Problem to solve:
Scan the lines and state how many carry "name". Leave out everything but the number.

● ● ●

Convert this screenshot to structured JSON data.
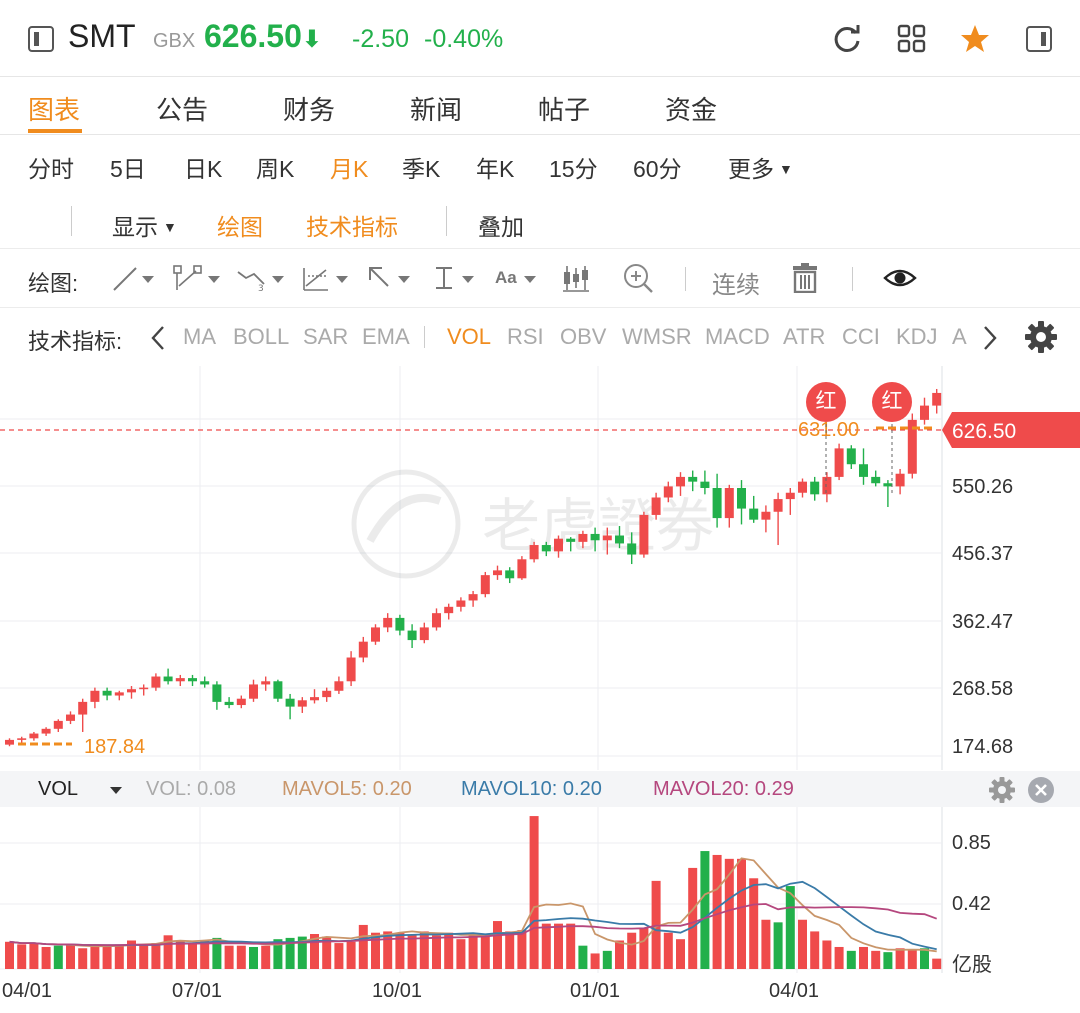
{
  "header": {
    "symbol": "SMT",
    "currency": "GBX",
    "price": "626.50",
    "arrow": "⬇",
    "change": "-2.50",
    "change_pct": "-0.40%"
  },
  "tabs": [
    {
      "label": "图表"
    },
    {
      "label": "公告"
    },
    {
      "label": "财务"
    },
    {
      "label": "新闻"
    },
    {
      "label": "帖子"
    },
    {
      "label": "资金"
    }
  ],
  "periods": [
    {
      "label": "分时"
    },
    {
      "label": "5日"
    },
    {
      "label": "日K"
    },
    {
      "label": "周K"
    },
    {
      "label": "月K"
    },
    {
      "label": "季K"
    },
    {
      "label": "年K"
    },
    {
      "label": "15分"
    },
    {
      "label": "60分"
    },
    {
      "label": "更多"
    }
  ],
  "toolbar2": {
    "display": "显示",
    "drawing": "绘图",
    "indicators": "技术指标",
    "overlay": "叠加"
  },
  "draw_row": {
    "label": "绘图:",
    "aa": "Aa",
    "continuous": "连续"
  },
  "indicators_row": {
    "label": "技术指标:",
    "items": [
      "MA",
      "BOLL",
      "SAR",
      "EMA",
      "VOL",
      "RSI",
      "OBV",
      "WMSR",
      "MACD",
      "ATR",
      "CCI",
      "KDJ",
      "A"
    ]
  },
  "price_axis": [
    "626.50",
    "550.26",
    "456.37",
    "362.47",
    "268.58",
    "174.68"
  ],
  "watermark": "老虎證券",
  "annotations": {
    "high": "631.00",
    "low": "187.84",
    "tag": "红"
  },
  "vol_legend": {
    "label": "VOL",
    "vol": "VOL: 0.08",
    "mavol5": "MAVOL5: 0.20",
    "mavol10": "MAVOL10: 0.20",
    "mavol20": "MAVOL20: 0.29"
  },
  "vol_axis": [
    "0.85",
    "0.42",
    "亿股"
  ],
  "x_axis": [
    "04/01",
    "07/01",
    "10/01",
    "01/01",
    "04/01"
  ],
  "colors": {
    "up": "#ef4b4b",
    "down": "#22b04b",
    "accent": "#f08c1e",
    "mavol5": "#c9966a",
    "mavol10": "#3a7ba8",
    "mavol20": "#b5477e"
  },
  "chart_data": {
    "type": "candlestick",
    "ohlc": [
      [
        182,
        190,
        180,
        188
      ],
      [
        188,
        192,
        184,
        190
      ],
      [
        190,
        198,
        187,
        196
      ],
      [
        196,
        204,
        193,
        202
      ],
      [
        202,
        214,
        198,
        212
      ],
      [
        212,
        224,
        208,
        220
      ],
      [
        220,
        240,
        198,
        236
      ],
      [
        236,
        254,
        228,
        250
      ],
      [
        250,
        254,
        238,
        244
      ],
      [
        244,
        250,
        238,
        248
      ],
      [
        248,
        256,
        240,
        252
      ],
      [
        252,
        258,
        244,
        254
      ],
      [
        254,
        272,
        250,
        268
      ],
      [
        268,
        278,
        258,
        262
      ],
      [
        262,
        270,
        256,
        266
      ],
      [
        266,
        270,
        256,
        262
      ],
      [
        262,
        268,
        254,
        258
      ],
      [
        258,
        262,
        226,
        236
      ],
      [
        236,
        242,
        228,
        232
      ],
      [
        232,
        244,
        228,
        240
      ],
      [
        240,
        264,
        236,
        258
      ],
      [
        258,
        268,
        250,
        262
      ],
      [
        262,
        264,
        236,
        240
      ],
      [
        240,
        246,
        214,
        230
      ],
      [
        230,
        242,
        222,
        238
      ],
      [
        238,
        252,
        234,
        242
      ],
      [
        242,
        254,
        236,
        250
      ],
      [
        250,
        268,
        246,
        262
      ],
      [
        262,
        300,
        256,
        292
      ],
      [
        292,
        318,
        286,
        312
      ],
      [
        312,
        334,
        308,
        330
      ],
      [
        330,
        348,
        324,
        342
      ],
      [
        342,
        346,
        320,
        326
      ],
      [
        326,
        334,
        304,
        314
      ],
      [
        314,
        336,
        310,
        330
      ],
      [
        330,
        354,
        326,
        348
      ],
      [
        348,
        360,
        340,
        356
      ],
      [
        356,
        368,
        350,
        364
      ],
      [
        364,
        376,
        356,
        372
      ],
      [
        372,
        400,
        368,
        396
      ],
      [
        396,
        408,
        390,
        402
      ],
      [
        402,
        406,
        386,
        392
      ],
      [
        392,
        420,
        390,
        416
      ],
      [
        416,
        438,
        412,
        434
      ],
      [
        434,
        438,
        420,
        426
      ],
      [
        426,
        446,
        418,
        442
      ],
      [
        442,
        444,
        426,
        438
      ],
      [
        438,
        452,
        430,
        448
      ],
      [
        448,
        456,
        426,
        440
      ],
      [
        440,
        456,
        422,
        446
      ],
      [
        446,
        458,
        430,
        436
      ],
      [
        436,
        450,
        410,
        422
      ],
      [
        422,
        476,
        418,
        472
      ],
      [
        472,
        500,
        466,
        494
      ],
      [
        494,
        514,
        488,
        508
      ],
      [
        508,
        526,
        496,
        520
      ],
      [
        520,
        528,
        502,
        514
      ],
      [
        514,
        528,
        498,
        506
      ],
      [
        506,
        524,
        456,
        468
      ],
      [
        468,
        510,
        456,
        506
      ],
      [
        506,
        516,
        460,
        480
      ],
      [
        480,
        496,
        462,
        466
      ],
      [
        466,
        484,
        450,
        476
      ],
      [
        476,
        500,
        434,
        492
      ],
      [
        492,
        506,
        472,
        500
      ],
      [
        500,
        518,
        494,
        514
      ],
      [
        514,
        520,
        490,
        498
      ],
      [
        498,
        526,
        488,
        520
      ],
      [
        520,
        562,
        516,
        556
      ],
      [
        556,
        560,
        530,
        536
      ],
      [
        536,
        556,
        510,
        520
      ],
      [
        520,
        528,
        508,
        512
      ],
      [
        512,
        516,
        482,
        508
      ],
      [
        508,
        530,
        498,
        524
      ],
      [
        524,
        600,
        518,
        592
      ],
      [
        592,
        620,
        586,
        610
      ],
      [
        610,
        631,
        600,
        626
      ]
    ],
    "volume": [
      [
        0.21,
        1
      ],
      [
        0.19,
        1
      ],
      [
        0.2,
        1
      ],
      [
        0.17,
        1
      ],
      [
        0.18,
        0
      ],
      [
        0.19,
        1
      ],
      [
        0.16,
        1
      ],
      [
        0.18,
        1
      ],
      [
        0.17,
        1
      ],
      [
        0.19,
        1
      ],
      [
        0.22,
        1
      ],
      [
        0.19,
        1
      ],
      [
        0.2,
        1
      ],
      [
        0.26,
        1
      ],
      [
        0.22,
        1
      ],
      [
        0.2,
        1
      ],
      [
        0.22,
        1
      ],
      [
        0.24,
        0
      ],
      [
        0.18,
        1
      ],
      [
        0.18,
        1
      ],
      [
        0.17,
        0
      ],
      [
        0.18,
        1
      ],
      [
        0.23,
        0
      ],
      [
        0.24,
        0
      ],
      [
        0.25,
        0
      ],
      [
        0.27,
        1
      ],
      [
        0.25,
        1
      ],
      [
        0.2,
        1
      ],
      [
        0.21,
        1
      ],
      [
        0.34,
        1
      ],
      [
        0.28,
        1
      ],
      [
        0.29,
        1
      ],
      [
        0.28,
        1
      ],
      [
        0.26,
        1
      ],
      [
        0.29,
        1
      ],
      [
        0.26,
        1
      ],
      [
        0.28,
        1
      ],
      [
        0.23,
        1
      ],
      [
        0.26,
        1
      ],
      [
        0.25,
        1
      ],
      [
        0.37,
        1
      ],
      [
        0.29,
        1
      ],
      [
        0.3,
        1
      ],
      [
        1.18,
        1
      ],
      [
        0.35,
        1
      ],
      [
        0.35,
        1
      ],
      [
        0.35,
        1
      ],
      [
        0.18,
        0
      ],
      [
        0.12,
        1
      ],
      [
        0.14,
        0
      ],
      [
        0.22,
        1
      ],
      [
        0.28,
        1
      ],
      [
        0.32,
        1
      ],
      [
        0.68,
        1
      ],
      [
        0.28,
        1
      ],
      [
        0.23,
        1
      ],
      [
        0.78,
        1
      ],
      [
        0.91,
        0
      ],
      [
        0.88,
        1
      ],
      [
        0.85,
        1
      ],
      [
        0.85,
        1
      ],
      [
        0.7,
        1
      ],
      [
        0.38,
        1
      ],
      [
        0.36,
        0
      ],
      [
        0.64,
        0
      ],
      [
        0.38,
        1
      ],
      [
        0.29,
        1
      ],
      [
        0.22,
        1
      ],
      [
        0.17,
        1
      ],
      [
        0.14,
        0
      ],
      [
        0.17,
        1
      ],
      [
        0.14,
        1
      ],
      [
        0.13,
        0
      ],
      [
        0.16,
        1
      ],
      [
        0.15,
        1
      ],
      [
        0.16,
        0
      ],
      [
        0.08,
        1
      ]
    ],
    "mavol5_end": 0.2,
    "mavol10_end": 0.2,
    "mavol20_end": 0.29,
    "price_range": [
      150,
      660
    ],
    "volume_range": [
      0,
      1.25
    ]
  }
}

● ● ●

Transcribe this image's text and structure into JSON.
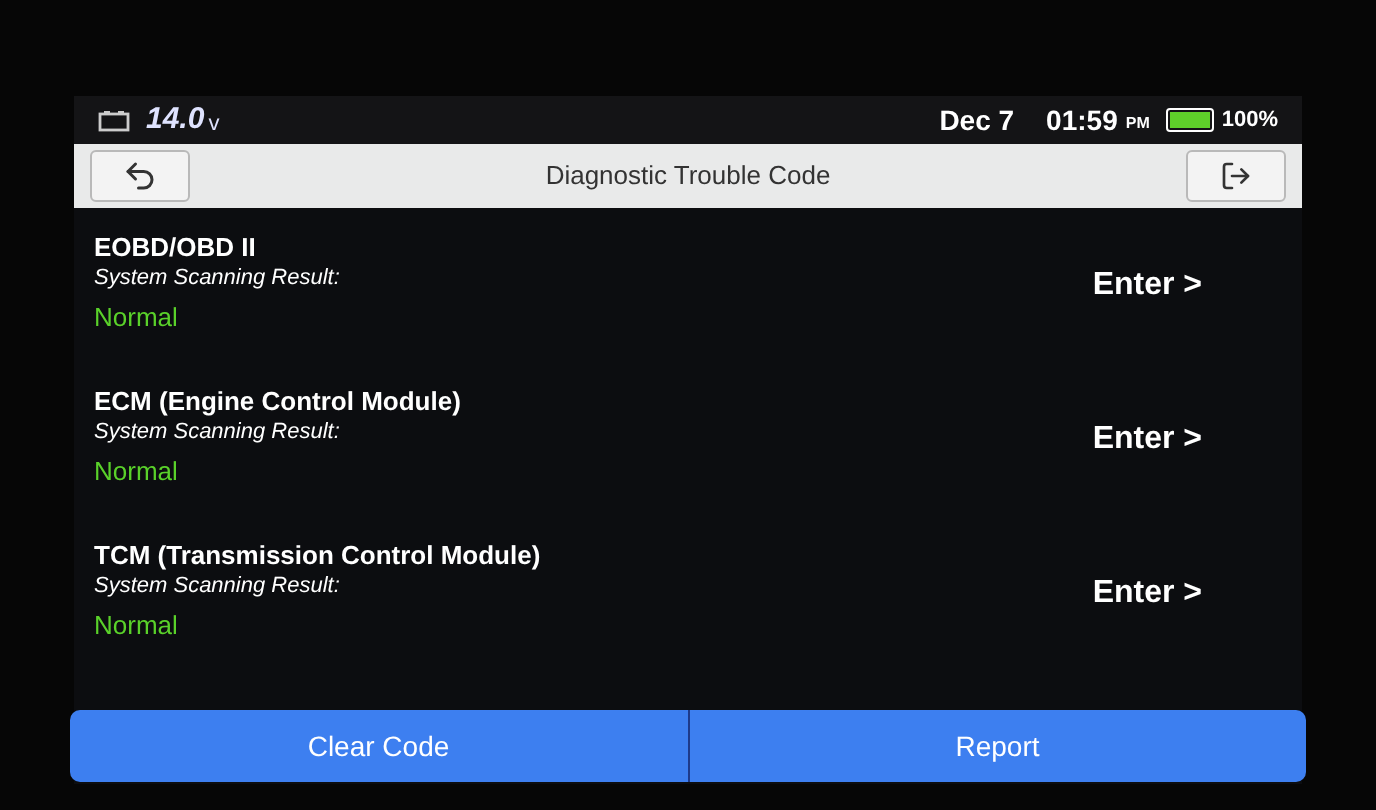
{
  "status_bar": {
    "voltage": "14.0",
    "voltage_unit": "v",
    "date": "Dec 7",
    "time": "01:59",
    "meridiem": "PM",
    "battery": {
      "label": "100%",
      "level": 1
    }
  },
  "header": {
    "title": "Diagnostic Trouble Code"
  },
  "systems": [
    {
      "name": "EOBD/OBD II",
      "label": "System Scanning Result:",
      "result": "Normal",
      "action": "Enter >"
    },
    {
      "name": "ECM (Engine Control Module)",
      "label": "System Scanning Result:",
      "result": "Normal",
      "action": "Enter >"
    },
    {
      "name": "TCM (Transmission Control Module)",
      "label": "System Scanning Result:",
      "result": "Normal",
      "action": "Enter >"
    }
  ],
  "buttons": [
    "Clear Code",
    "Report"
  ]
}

● ● ●

Answer for this exercise:
3